▶ _Esercizi proposti_
[a] Indica se ciascuna affermazione concorda con la scheda sulla tavola del Maestro di Faenza, rispondendo sì o no e citando le parole decisive della scheda: (i) il nome "Maestro di Faenza" fu dato da Edward Garrison nel 1949; (ii) la Crocifissione occupa il registro inferiore della tavola; (iii) l'opera proviene da un lascito dell'Ospedale Civile di Faenza del 1884.
[b] Prosegui la scheda sulla tavola del Maestro di Faenza a partire dal punto in cui si interrompe.

▶ _Testo_
- - -
Crocifissione e Ascensione di San Giovanni Evangelista

Crocifissione e Ascensione di San Giovanni Evangelista
opera di
Maestro di Faenza
data opera
1280 ca.
tecnica
tempera su tavola
dimensioni
35 x 28 cm
provenienza opera

lascito dell’Ospedale Civile, Faenza, 1884

descrizione breve

Il Maestro di Faenza venne così nominato da Edward Garrison (1949) in virtù proprio di questa piccola tavoletta dalla Pinacoteca. Essa rappresenta in due registri sovrapposti la Crocifissione con san Pietro in quello superiore, e l’Ascensione di san Giovanni Evangelista in quello inferiore, episodio quest’ultimo che deriva dal testo apocrifo degli Atti di Giovanni e che è stato spesso scambiato dalla critica per una Discesa al Limbo. La scena, infatti, rappresenta il momento in cui san Giovanni Evangelista prega Cristo affinché lo accolga in Cielo, dopo aver chiesto a due uomini di scavargli una fossa in cui si è fatto calare.

Le attribuzioni che riguardano quest’artista sono per la maggior parte generiche, sempre concentrate sulla provenienza emiliano-romagnola dell’artista, operante alla fine del Duecento, e sulla vicinanza del suo stile alla miniatura bolognese.
- - -
▶ _Dati forniti_
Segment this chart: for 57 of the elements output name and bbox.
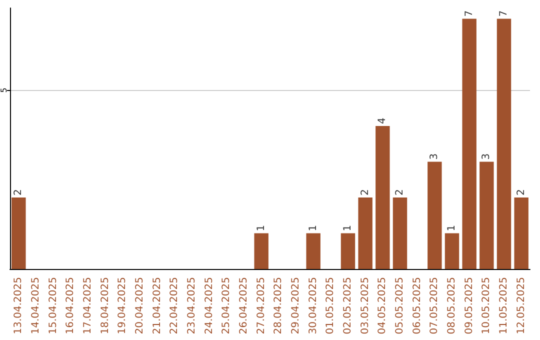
bar [376, 126, 390, 269]
x-tick-label: 14.04.2025 [30, 277, 42, 334]
x-tick-label: 15.04.2025 [48, 277, 59, 334]
y-tick-label: 5 [0, 88, 8, 93]
bar [254, 233, 268, 269]
bar [480, 162, 494, 269]
x-tick-label: 21.04.2025 [152, 277, 163, 334]
x-tick-label: 03.05.2025 [360, 277, 371, 334]
data-label: 1 [342, 224, 354, 232]
bar [358, 197, 372, 269]
x-tick-label: 13.04.2025 [13, 277, 24, 334]
x-tick-label: 27.04.2025 [256, 277, 267, 334]
bar [514, 197, 528, 269]
data-label: 7 [464, 10, 475, 17]
x-tick-label: 29.04.2025 [290, 277, 302, 334]
data-label: 4 [377, 118, 388, 124]
bar [428, 162, 442, 269]
x-tick-label: 17.04.2025 [82, 277, 94, 334]
x-tick-label: 19.04.2025 [117, 277, 128, 334]
x-tick-label: 02.05.2025 [342, 277, 354, 334]
x-tick-label: 28.04.2025 [273, 277, 284, 334]
x-tick-label: 25.04.2025 [221, 277, 232, 334]
x-tick-label: 06.05.2025 [412, 277, 423, 334]
x-tick-label: 12.05.2025 [516, 277, 527, 334]
bar [306, 233, 320, 269]
x-tick-label: 16.04.2025 [65, 277, 76, 334]
x-tick-label: 26.04.2025 [238, 277, 250, 334]
data-label: 3 [429, 153, 440, 160]
x-tick-label: 22.04.2025 [169, 277, 180, 334]
data-label: 1 [446, 224, 458, 232]
bar [444, 233, 460, 269]
data-label: 2 [13, 189, 24, 196]
data-label: 2 [360, 189, 371, 196]
x-tick-label: 23.04.2025 [186, 277, 198, 334]
data-label: 1 [256, 224, 267, 232]
data-label: 2 [516, 189, 527, 196]
x-tick-label: 18.04.2025 [100, 277, 111, 334]
bar [392, 197, 408, 269]
x-tick-label: 24.04.2025 [204, 277, 215, 334]
x-tick-label: 09.05.2025 [464, 277, 475, 334]
x-tick-label: 05.05.2025 [394, 277, 406, 334]
bar [340, 233, 356, 269]
bar [12, 197, 26, 269]
x-tick-label: 20.04.2025 [134, 277, 146, 334]
x-tick-label: 07.05.2025 [429, 277, 440, 334]
x-tick-label: 01.05.2025 [325, 277, 336, 334]
x-tick-label: 11.05.2025 [498, 277, 510, 334]
data-label: 7 [498, 10, 510, 17]
x-tick-label: 10.05.2025 [481, 277, 492, 334]
data-label: 2 [394, 189, 406, 196]
x-tick-label: 08.05.2025 [446, 277, 458, 334]
x-tick-label: 30.04.2025 [308, 277, 319, 334]
data-label: 1 [308, 224, 319, 232]
bar [462, 18, 476, 269]
x-tick-label: 04.05.2025 [377, 277, 388, 334]
data-label: 3 [481, 153, 492, 160]
bar [496, 18, 512, 269]
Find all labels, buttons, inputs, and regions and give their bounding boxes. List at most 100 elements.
- - -
▶ _Risposte per esercizio_
[a]
(i) Sì: "Il Maestro di Faenza venne così nominato da Edward Garrison (1949)".
(ii) No: "la Crocifissione con san Pietro in quello superiore".
(iii) Sì: "lascito dell’Ospedale Civile, Faenza, 1884".

[b]
collocazione
n° inventario
98

Il pittore venne battezzato per la prima volta col nome di “Faenza Master” da Garrison nel 1949 per via proprio di questa a tavoletta della Pinacoteca Comunale, con scene dipinte in due registri sovrapposti, divisi da una cornice rossa che sembra essere sorretta da piccole mensole scorciate. I personaggi dalla scena superiore la calpestano creando un effetto di profondità e un accenno di realismo spaziale. Nella Crocifissione, dipinta sopra, Cristo sulla croce è circondato dalle tre Marie, San Giovanni Evangelista e San Pietro. Quest’ultimo santo, inserito fuori contesto, potrebbe fare riferimento al committente della tavola.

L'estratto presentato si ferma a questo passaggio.